Stored entries
::::

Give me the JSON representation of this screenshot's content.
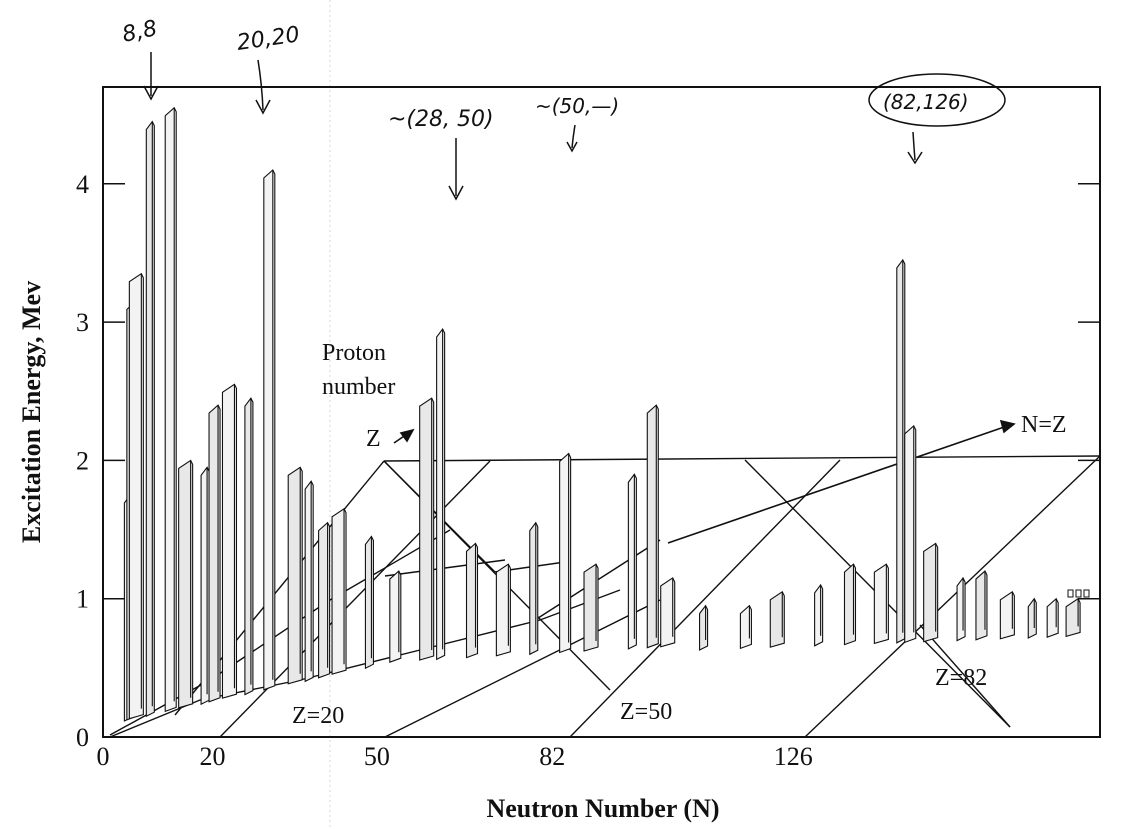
{
  "chart_data": {
    "type": "area",
    "ylabel": "Excitation Energy, Mev",
    "xlabel": "Neutron Number (N)",
    "x_ticks": [
      "0",
      "20",
      "50",
      "82",
      "126"
    ],
    "x_tick_values": [
      0,
      20,
      50,
      82,
      126
    ],
    "y_ticks": [
      "0",
      "1",
      "2",
      "3",
      "4"
    ],
    "y_tick_values": [
      0,
      1,
      2,
      3,
      4
    ],
    "xlim": [
      0,
      182
    ],
    "ylim": [
      0,
      4.7
    ],
    "grid": false,
    "perspective_labels": {
      "proton_number": [
        "Proton",
        "number"
      ],
      "z_axis": "Z",
      "n_eq_z": "N=Z",
      "z20": "Z=20",
      "z50": "Z=50",
      "z82": "Z=82"
    },
    "peaks": [
      {
        "n": 5,
        "e": 1.75
      },
      {
        "n": 6,
        "e": 3.15
      },
      {
        "n": 7,
        "e": 3.35
      },
      {
        "n": 9,
        "e": 4.45
      },
      {
        "n": 13,
        "e": 4.55
      },
      {
        "n": 16,
        "e": 2.0
      },
      {
        "n": 19,
        "e": 1.95
      },
      {
        "n": 21,
        "e": 2.4
      },
      {
        "n": 24,
        "e": 2.55
      },
      {
        "n": 27,
        "e": 2.45
      },
      {
        "n": 31,
        "e": 4.1
      },
      {
        "n": 36,
        "e": 1.95
      },
      {
        "n": 38,
        "e": 1.85
      },
      {
        "n": 41,
        "e": 1.55
      },
      {
        "n": 44,
        "e": 1.65
      },
      {
        "n": 49,
        "e": 1.45
      },
      {
        "n": 54,
        "e": 1.2
      },
      {
        "n": 60,
        "e": 2.45
      },
      {
        "n": 62,
        "e": 2.95
      },
      {
        "n": 68,
        "e": 1.4
      },
      {
        "n": 74,
        "e": 1.25
      },
      {
        "n": 79,
        "e": 1.55
      },
      {
        "n": 85,
        "e": 2.05
      },
      {
        "n": 90,
        "e": 1.25
      },
      {
        "n": 97,
        "e": 1.9
      },
      {
        "n": 101,
        "e": 2.4
      },
      {
        "n": 104,
        "e": 1.15
      },
      {
        "n": 110,
        "e": 0.95
      },
      {
        "n": 118,
        "e": 0.95
      },
      {
        "n": 124,
        "e": 1.05
      },
      {
        "n": 131,
        "e": 1.1
      },
      {
        "n": 137,
        "e": 1.25
      },
      {
        "n": 143,
        "e": 1.25
      },
      {
        "n": 146,
        "e": 3.45
      },
      {
        "n": 148,
        "e": 2.25
      },
      {
        "n": 152,
        "e": 1.4
      },
      {
        "n": 157,
        "e": 1.15
      },
      {
        "n": 161,
        "e": 1.2
      },
      {
        "n": 166,
        "e": 1.05
      },
      {
        "n": 170,
        "e": 1.0
      },
      {
        "n": 174,
        "e": 1.0
      },
      {
        "n": 178,
        "e": 1.0
      }
    ]
  },
  "annotations": {
    "a1": "8,8",
    "a2": "20,20",
    "a3": "~(28, 50)",
    "a4": "~(50,—)",
    "a5": "(82,126)"
  }
}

::::

GIVEN INSTRUCTION
Output all of the data exactly as it stands, minus any images.

CORRECT ANSWER
Give me the JSON representation of this screenshot's content.
{
  "chart_data": {
    "type": "area",
    "ylabel": "Excitation Energy, Mev",
    "xlabel": "Neutron Number (N)",
    "x_ticks": [
      "0",
      "20",
      "50",
      "82",
      "126"
    ],
    "x_tick_values": [
      0,
      20,
      50,
      82,
      126
    ],
    "y_ticks": [
      "0",
      "1",
      "2",
      "3",
      "4"
    ],
    "y_tick_values": [
      0,
      1,
      2,
      3,
      4
    ],
    "xlim": [
      0,
      182
    ],
    "ylim": [
      0,
      4.7
    ],
    "grid": false,
    "perspective_labels": {
      "proton_number": [
        "Proton",
        "number"
      ],
      "z_axis": "Z",
      "n_eq_z": "N=Z",
      "z20": "Z=20",
      "z50": "Z=50",
      "z82": "Z=82"
    },
    "peaks": [
      {
        "n": 5,
        "e": 1.75
      },
      {
        "n": 6,
        "e": 3.15
      },
      {
        "n": 7,
        "e": 3.35
      },
      {
        "n": 9,
        "e": 4.45
      },
      {
        "n": 13,
        "e": 4.55
      },
      {
        "n": 16,
        "e": 2.0
      },
      {
        "n": 19,
        "e": 1.95
      },
      {
        "n": 21,
        "e": 2.4
      },
      {
        "n": 24,
        "e": 2.55
      },
      {
        "n": 27,
        "e": 2.45
      },
      {
        "n": 31,
        "e": 4.1
      },
      {
        "n": 36,
        "e": 1.95
      },
      {
        "n": 38,
        "e": 1.85
      },
      {
        "n": 41,
        "e": 1.55
      },
      {
        "n": 44,
        "e": 1.65
      },
      {
        "n": 49,
        "e": 1.45
      },
      {
        "n": 54,
        "e": 1.2
      },
      {
        "n": 60,
        "e": 2.45
      },
      {
        "n": 62,
        "e": 2.95
      },
      {
        "n": 68,
        "e": 1.4
      },
      {
        "n": 74,
        "e": 1.25
      },
      {
        "n": 79,
        "e": 1.55
      },
      {
        "n": 85,
        "e": 2.05
      },
      {
        "n": 90,
        "e": 1.25
      },
      {
        "n": 97,
        "e": 1.9
      },
      {
        "n": 101,
        "e": 2.4
      },
      {
        "n": 104,
        "e": 1.15
      },
      {
        "n": 110,
        "e": 0.95
      },
      {
        "n": 118,
        "e": 0.95
      },
      {
        "n": 124,
        "e": 1.05
      },
      {
        "n": 131,
        "e": 1.1
      },
      {
        "n": 137,
        "e": 1.25
      },
      {
        "n": 143,
        "e": 1.25
      },
      {
        "n": 146,
        "e": 3.45
      },
      {
        "n": 148,
        "e": 2.25
      },
      {
        "n": 152,
        "e": 1.4
      },
      {
        "n": 157,
        "e": 1.15
      },
      {
        "n": 161,
        "e": 1.2
      },
      {
        "n": 166,
        "e": 1.05
      },
      {
        "n": 170,
        "e": 1.0
      },
      {
        "n": 174,
        "e": 1.0
      },
      {
        "n": 178,
        "e": 1.0
      }
    ]
  },
  "annotations": {
    "a1": "8,8",
    "a2": "20,20",
    "a3": "~(28, 50)",
    "a4": "~(50,—)",
    "a5": "(82,126)"
  }
}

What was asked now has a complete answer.